AIM
Copy every line, leaving nothing out and adding nothing.

== RECORD EXTRACTS ==

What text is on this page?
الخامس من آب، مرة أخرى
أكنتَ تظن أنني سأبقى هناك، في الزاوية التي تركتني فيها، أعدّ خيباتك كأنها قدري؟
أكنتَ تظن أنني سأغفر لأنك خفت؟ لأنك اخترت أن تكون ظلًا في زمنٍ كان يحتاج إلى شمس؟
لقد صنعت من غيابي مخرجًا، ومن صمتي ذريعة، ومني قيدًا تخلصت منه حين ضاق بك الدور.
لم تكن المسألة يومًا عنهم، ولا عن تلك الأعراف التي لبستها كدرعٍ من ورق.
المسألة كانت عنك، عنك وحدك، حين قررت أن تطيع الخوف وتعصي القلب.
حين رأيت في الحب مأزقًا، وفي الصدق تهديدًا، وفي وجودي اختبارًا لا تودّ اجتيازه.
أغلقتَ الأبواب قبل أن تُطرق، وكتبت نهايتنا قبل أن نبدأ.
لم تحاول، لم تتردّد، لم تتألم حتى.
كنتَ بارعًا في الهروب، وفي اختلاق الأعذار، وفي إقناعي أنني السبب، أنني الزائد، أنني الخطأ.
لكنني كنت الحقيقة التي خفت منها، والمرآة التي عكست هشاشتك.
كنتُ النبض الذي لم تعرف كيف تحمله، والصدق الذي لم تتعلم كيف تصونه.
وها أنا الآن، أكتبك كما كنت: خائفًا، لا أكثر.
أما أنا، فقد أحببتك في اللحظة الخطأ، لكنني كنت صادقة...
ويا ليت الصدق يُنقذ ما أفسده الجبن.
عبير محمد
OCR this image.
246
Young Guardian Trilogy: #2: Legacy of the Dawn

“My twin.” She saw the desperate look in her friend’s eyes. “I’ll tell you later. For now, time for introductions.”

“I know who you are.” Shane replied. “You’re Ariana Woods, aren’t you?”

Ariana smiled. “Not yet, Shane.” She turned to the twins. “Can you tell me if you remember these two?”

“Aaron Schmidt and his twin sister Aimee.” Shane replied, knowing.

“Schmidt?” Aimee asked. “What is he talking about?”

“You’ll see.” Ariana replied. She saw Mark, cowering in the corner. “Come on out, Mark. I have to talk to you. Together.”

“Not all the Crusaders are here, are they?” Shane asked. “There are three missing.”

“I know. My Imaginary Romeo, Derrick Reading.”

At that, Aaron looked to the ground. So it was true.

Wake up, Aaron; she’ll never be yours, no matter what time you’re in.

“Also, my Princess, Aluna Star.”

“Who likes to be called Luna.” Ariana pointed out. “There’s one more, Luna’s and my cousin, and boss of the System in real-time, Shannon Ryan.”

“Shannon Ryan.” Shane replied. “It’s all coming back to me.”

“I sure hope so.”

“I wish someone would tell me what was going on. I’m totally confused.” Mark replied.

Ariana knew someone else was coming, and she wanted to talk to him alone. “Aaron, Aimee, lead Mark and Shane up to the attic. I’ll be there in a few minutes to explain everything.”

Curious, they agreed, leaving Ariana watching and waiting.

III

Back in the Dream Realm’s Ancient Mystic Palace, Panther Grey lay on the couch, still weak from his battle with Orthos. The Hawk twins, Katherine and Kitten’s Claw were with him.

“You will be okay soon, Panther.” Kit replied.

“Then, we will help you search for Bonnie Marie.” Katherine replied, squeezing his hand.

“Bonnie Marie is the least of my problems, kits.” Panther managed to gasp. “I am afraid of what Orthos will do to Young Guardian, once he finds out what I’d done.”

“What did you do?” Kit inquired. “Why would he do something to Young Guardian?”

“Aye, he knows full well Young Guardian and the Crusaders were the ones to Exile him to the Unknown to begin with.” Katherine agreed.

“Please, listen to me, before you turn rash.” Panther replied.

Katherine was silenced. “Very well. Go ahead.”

===

WRITTEN RESPONSE
What text is on this page?
الخامس من آب، مرة أخرى
أكنتَ تظن أنني سأبقى هناك، في الزاوية التي تركتني فيها، أعدّ خيباتك كأنها قدري؟
أكنتَ تظن أنني سأغفر لأنك خفت؟ لأنك اخترت أن تكون ظلًا في زمنٍ كان يحتاج إلى شمس؟
لقد صنعت من غيابي مخرجًا، ومن صمتي ذريعة، ومني قيدًا تخلصت منه حين ضاق بك الدور.
لم تكن المسألة يومًا عنهم، ولا عن تلك الأعراف التي لبستها كدرعٍ من ورق.
المسألة كانت عنك، عنك وحدك، حين قررت أن تطيع الخوف وتعصي القلب.
حين رأيت في الحب مأزقًا، وفي الصدق تهديدًا، وفي وجودي اختبارًا لا تودّ اجتيازه.
أغلقتَ الأبواب قبل أن تُطرق، وكتبت نهايتنا قبل أن نبدأ.
لم تحاول، لم تتردّد، لم تتألم حتى.
كنتَ بارعًا في الهروب، وفي اختلاق الأعذار، وفي إقناعي أنني السبب، أنني الزائد، أنني الخطأ.
لكنني كنت الحقيقة التي خفت منها، والمرآة التي عكست هشاشتك.
كنتُ النبض الذي لم تعرف كيف تحمله، والصدق الذي لم تتعلم كيف تصونه.
وها أنا الآن، أكتبك كما كنت: خائفًا، لا أكثر.
أما أنا، فقد أحببتك في اللحظة الخطأ، لكنني كنت صادقة...
ويا ليت الصدق يُنقذ ما أفسده الجبن.
عبير محمد
OCR this image.
246
Young Guardian Trilogy: #2: Legacy of the Dawn

“My twin.” She saw the desperate look in her friend’s eyes. “I’ll tell you later. For now, time for introductions.”

“I know who you are.” Shane replied. “You’re Ariana Woods, aren’t you?”

Ariana smiled. “Not yet, Shane.” She turned to the twins. “Can you tell me if you remember these two?”

“Aaron Schmidt and his twin sister Aimee.” Shane replied, knowing.

“Schmidt?” Aimee asked. “What is he talking about?”

“You’ll see.” Ariana replied. She saw Mark, cowering in the corner. “Come on out, Mark. I have to talk to you. Together.”

“Not all the Crusaders are here, are they?” Shane asked. “There are three missing.”

“I know. My Imaginary Romeo, Derrick Reading.”

At that, Aaron looked to the ground. So it was true.

Wake up, Aaron; she’ll never be yours, no matter what time you’re in.

“Also, my Princess, Aluna Star.”

“Who likes to be called Luna.” Ariana pointed out. “There’s one more, Luna’s and my cousin, and boss of the System in real-time, Shannon Ryan.”

“Shannon Ryan.” Shane replied. “It’s all coming back to me.”

“I sure hope so.”

“I wish someone would tell me what was going on. I’m totally confused.” Mark replied.

Ariana knew someone else was coming, and she wanted to talk to him alone. “Aaron, Aimee, lead Mark and Shane up to the attic. I’ll be there in a few minutes to explain everything.”

Curious, they agreed, leaving Ariana watching and waiting.

III

Back in the Dream Realm’s Ancient Mystic Palace, Panther Grey lay on the couch, still weak from his battle with Orthos. The Hawk twins, Katherine and Kitten’s Claw were with him.

“You will be okay soon, Panther.” Kit replied.

“Then, we will help you search for Bonnie Marie.” Katherine replied, squeezing his hand.

“Bonnie Marie is the least of my problems, kits.” Panther managed to gasp. “I am afraid of what Orthos will do to Young Guardian, once he finds out what I’d done.”

“What did you do?” Kit inquired. “Why would he do something to Young Guardian?”

“Aye, he knows full well Young Guardian and the Crusaders were the ones to Exile him to the Unknown to begin with.” Katherine agreed.

“Please, listen to me, before you turn rash.” Panther replied.

Katherine was silenced. “Very well. Go ahead.”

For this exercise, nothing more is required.